═══ PROVIDED DATA ═══

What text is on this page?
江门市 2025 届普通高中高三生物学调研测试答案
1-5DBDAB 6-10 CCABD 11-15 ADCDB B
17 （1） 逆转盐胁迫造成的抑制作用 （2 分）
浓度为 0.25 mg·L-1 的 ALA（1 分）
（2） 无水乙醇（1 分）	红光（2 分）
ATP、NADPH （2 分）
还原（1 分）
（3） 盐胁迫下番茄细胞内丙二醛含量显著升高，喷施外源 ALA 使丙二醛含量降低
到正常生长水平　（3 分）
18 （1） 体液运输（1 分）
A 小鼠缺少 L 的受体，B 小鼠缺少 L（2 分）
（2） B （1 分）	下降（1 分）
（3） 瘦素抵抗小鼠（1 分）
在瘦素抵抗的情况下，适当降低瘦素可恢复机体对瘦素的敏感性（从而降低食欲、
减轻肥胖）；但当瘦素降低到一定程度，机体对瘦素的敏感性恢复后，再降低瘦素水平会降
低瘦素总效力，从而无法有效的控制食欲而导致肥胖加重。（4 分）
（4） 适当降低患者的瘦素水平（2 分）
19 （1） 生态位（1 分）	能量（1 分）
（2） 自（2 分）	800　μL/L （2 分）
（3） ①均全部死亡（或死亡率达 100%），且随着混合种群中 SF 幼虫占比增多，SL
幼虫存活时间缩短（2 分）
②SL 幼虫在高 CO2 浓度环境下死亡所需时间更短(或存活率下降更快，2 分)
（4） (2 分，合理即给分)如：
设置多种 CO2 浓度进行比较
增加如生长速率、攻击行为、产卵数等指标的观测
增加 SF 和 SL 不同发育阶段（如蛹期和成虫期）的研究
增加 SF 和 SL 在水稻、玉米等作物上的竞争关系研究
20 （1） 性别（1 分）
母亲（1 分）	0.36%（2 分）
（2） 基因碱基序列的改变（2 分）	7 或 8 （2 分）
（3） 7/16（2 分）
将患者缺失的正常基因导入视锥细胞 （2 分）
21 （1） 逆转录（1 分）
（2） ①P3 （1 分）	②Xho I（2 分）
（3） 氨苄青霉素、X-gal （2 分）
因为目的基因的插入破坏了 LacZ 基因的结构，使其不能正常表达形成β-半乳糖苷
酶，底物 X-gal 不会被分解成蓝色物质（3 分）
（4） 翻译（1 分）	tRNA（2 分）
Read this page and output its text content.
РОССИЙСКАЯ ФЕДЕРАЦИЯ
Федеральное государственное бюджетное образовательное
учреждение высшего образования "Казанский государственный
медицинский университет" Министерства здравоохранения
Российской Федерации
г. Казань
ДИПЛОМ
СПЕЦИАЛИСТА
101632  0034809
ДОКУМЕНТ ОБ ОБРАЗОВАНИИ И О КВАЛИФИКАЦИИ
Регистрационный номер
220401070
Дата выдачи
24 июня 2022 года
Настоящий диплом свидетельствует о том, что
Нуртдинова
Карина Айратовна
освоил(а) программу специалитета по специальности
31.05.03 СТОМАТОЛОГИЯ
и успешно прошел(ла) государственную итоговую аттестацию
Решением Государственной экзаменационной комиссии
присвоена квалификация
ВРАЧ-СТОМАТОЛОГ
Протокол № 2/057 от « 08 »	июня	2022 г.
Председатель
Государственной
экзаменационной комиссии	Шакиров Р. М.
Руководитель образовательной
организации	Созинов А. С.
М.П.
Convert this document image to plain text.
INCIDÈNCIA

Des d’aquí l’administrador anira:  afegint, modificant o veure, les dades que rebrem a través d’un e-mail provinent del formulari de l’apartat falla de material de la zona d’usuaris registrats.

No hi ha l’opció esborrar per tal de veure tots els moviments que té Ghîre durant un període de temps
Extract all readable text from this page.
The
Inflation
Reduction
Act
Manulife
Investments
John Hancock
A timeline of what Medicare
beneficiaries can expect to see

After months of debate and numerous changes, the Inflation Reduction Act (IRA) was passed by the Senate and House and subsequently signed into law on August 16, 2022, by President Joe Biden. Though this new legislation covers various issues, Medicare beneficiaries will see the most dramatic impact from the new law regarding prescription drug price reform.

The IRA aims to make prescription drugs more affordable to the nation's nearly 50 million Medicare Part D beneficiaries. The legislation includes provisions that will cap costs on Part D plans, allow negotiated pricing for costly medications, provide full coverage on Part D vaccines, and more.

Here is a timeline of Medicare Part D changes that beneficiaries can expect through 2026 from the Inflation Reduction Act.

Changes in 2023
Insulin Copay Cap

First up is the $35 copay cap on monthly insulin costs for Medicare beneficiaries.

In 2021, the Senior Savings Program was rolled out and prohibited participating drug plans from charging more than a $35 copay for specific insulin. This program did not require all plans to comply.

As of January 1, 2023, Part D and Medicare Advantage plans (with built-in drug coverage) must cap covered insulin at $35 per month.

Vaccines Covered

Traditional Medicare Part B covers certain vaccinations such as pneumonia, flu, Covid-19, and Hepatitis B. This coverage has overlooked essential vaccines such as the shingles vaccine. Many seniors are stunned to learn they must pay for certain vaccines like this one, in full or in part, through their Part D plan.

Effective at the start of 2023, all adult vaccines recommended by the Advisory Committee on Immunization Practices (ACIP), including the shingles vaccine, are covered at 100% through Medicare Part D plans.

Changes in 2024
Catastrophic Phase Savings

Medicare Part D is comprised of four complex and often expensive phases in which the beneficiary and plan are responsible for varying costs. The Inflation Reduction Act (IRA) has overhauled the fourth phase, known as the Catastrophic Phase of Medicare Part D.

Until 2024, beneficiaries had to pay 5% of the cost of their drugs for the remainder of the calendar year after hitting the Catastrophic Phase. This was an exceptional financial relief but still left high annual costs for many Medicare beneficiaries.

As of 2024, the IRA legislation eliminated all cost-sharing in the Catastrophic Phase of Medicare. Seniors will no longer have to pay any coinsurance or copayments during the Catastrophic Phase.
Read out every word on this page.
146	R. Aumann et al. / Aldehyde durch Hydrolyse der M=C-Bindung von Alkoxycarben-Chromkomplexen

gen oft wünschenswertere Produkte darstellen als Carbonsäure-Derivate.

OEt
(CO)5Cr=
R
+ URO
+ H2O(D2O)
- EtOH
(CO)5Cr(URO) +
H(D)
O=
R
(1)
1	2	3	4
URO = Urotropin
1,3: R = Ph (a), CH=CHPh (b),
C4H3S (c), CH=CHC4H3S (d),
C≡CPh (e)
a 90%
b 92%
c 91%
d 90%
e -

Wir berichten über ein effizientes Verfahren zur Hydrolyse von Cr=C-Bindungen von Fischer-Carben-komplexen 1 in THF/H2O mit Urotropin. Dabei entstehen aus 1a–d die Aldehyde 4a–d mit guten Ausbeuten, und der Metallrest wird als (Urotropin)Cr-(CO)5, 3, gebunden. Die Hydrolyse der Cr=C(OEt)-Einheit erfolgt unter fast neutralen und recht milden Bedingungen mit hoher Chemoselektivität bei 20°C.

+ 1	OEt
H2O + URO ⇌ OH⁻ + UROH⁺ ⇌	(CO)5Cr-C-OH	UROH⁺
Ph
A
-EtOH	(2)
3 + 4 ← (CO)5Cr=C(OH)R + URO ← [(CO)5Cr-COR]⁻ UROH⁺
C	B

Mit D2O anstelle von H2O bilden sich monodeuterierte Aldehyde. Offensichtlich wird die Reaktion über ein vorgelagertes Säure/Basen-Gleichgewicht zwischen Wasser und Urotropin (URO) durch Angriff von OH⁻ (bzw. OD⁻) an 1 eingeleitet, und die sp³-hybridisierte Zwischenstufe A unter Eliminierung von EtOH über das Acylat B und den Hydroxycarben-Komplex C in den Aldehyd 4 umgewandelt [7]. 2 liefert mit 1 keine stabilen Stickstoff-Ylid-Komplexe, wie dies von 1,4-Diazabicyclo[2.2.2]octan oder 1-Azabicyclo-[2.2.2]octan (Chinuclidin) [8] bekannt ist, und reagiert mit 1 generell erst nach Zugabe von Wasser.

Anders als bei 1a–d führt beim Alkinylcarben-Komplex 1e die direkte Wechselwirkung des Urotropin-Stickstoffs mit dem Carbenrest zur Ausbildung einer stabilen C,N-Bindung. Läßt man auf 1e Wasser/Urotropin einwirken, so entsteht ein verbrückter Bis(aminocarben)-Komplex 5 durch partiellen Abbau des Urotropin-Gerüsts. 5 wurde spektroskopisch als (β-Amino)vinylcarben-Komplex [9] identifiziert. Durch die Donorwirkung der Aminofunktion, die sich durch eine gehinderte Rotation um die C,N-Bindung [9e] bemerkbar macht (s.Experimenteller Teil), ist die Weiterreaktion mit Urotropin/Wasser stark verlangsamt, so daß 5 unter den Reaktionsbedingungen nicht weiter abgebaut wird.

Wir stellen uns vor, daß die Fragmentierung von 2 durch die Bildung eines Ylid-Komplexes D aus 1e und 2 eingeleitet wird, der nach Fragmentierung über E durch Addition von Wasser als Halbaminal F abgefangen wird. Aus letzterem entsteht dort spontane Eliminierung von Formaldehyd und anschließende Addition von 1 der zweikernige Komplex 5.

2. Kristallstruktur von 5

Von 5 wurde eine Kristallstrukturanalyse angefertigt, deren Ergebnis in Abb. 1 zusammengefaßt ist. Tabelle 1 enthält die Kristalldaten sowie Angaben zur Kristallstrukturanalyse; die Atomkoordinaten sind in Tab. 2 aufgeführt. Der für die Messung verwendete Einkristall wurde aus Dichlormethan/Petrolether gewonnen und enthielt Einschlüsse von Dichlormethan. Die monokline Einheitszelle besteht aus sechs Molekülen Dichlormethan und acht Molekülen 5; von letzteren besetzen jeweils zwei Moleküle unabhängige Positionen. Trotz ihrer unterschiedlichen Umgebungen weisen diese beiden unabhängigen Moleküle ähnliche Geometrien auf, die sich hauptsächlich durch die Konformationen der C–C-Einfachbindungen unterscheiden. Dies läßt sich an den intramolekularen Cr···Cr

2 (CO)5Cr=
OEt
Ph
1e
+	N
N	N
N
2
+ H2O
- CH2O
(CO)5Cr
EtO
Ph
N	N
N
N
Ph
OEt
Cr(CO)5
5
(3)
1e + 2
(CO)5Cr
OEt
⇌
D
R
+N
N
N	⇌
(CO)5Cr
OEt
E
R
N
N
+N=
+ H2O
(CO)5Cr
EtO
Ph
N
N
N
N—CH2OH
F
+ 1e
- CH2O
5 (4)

═══

## GIVEN REQUEST
Gather up every line from the listing above in which the word "veure" occurs.

## EXERCISE RESULT
Des d’aquí l’administrador anira:  afegint, modificant o veure, les dades que rebrem a través d’un e-mail provinent del formulari de l’apartat falla de material de la zona d’usuaris registrats.
No hi ha l’opció esborrar per tal de veure tots els moviments que té Ghîre durant un període de temps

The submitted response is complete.